***** Dataset *****

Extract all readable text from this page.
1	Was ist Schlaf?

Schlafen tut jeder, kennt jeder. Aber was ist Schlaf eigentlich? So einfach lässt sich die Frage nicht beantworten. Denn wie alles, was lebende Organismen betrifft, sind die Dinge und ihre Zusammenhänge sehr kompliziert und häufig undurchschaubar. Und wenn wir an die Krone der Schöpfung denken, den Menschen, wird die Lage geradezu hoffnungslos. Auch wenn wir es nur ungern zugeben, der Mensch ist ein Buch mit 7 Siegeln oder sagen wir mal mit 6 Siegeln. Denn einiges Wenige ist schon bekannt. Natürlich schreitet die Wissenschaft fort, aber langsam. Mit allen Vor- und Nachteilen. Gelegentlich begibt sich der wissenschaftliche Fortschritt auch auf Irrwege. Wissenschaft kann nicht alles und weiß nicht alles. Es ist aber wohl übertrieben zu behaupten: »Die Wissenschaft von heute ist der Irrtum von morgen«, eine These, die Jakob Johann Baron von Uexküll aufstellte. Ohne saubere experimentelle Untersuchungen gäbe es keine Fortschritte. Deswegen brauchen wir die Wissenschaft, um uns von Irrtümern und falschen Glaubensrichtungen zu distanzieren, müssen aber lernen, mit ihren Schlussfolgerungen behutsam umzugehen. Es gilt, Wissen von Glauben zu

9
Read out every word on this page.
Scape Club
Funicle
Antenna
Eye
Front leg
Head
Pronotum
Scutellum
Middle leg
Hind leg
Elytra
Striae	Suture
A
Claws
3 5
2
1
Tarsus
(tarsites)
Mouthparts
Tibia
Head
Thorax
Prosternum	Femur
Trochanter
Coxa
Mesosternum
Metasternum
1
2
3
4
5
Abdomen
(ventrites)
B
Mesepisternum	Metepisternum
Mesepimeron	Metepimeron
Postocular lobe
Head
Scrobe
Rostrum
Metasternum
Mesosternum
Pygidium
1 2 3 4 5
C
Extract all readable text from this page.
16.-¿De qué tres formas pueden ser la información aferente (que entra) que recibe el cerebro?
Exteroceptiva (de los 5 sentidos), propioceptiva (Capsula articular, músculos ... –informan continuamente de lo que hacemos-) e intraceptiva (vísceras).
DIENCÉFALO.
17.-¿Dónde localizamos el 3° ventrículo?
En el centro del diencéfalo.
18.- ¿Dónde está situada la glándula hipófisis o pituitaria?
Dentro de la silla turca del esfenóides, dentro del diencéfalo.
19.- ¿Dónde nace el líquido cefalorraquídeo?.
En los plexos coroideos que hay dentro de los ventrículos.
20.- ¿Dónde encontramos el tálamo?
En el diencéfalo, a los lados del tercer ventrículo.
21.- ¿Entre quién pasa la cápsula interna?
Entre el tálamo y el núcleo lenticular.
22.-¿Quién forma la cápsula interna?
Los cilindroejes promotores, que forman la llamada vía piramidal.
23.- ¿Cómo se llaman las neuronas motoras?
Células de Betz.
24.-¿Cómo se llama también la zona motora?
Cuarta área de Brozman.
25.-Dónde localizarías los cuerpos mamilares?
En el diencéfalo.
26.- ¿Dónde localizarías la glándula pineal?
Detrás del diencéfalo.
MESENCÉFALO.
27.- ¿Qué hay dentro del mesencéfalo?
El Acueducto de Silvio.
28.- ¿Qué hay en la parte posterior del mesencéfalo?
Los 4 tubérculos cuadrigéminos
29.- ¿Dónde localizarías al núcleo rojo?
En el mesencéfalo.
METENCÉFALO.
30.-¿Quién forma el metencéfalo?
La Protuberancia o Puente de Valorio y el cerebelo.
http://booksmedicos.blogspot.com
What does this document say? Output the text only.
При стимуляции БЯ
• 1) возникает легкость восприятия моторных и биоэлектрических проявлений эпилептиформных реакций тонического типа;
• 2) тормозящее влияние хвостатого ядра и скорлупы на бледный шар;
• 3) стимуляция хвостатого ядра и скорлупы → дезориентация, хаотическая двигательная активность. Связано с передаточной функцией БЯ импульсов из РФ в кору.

*****

◆ **Exercise aim**: Copy out each line in the preceding records that contains "glándula".

◆ **Result of this exercise**:
18.- ¿Dónde está situada la glándula hipófisis o pituitaria?
26.- ¿Dónde localizarías la glándula pineal?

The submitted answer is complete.